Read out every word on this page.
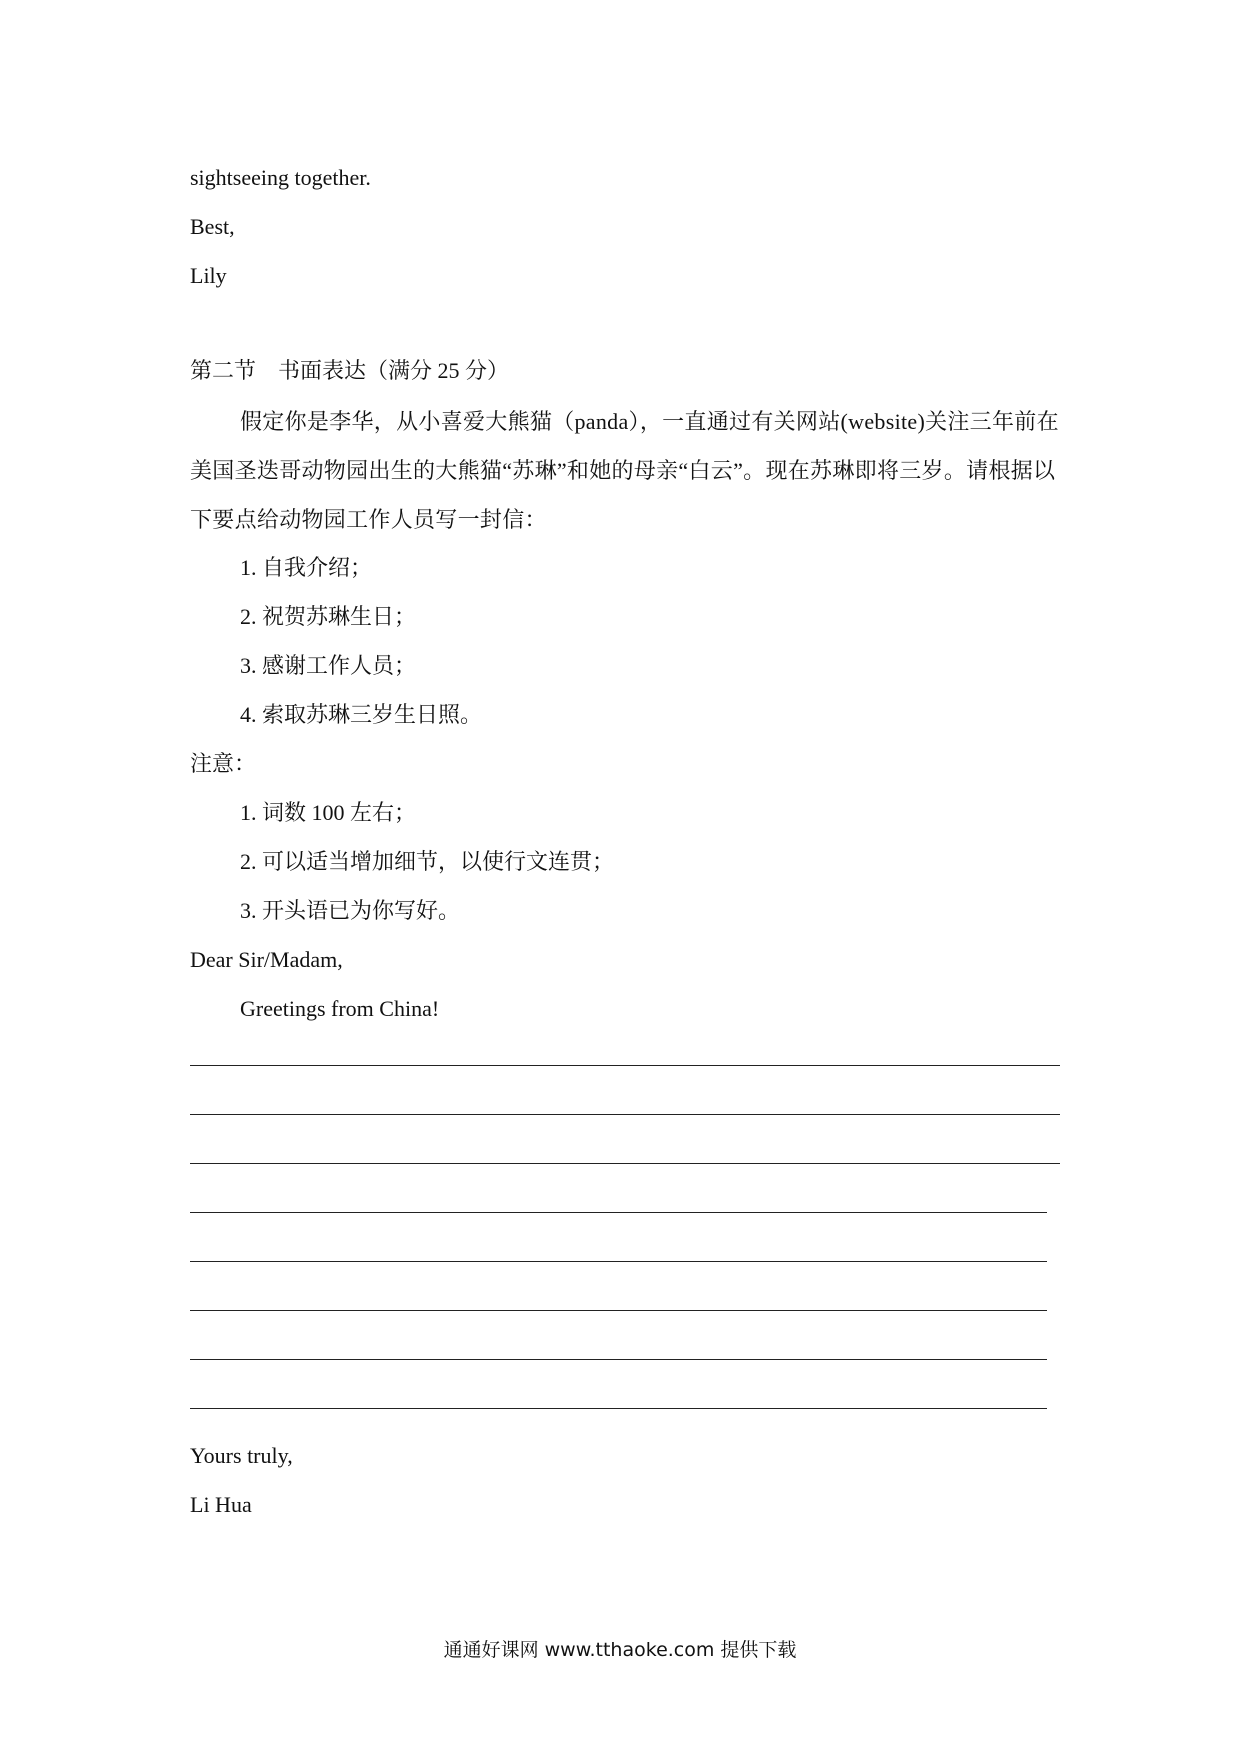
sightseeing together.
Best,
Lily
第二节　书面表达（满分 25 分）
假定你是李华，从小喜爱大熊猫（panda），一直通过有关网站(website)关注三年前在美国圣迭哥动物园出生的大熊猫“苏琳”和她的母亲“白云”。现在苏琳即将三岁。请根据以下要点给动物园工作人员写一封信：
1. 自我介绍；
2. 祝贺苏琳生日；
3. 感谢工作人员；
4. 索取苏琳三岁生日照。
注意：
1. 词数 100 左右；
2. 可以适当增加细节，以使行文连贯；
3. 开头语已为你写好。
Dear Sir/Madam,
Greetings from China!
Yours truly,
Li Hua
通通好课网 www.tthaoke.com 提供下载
--
▶ [Set problem]: Without the pictures, reproduce every line of the records above exactly.

▶ [Expected answer]:
Read out every word on this page.
sightseeing together.
Best,
Lily
第二节　书面表达（满分 25 分）
假定你是李华，从小喜爱大熊猫（panda），一直通过有关网站(website)关注三年前在美国圣迭哥动物园出生的大熊猫“苏琳”和她的母亲“白云”。现在苏琳即将三岁。请根据以下要点给动物园工作人员写一封信：
1. 自我介绍；
2. 祝贺苏琳生日；
3. 感谢工作人员；
4. 索取苏琳三岁生日照。
注意：
1. 词数 100 左右；
2. 可以适当增加细节，以使行文连贯；
3. 开头语已为你写好。
Dear Sir/Madam,
Greetings from China!
Yours truly,
Li Hua
通通好课网 www.tthaoke.com 提供下载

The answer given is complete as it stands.